◆ What needs to be done ◆
Do any lines in the data below contain "color"? If so, copy every one of them.

Rows from a figure dataset
>> begin

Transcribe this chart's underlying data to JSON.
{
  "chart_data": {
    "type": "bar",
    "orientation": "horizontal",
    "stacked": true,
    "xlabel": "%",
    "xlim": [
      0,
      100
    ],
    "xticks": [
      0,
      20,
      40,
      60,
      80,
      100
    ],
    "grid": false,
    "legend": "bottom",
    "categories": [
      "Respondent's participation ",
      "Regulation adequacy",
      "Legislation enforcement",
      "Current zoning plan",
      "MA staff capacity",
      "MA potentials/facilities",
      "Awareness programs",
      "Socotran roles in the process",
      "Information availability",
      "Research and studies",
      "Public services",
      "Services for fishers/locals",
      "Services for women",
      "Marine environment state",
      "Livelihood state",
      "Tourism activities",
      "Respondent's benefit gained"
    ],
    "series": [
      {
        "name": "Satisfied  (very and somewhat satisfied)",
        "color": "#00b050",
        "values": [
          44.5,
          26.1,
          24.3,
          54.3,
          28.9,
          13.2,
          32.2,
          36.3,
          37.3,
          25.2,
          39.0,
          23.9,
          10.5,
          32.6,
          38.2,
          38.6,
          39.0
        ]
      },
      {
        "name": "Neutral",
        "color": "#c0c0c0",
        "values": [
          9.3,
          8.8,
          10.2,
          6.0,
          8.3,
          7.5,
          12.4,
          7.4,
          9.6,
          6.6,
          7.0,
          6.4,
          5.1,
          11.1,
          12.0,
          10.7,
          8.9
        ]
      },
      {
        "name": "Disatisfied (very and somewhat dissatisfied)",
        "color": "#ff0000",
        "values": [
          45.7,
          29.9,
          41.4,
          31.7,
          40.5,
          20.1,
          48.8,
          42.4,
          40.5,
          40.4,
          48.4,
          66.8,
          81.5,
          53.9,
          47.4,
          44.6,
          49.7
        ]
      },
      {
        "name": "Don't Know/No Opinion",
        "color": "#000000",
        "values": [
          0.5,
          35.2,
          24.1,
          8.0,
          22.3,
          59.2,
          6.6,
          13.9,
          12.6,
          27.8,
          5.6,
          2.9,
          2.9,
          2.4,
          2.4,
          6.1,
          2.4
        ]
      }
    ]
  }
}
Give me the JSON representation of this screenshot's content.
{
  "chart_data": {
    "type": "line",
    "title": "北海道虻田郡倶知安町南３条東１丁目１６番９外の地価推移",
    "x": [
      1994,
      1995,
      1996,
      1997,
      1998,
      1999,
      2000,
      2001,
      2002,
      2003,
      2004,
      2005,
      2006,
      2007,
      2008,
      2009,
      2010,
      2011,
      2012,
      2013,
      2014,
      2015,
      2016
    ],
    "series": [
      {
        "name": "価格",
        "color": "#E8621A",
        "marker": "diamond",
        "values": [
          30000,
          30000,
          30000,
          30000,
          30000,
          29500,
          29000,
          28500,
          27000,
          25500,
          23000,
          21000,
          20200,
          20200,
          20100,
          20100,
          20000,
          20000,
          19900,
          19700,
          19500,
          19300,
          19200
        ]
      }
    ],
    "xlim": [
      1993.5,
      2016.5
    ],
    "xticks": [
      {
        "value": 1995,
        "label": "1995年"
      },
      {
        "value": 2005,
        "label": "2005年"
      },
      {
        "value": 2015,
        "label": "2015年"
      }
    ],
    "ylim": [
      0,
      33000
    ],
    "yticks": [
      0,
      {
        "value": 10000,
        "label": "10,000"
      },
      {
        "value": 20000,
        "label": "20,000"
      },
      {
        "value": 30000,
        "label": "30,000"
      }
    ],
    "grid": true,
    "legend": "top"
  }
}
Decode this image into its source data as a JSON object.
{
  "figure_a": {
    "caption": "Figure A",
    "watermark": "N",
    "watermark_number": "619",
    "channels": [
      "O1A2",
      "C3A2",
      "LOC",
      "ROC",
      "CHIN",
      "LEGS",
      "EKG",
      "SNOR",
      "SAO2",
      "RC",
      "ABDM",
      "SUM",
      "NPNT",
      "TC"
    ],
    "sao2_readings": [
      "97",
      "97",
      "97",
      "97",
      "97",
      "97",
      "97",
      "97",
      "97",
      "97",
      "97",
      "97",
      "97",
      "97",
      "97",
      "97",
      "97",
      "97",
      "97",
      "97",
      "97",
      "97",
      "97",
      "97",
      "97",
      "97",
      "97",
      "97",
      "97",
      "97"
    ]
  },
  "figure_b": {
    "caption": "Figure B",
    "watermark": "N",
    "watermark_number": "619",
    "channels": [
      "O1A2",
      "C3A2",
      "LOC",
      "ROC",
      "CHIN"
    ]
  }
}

>> end

◆ Exercise answer ◆
        "color": "#00b050",
        "color": "#c0c0c0",
        "color": "#ff0000",
        "color": "#000000",
        "color": "#E8621A",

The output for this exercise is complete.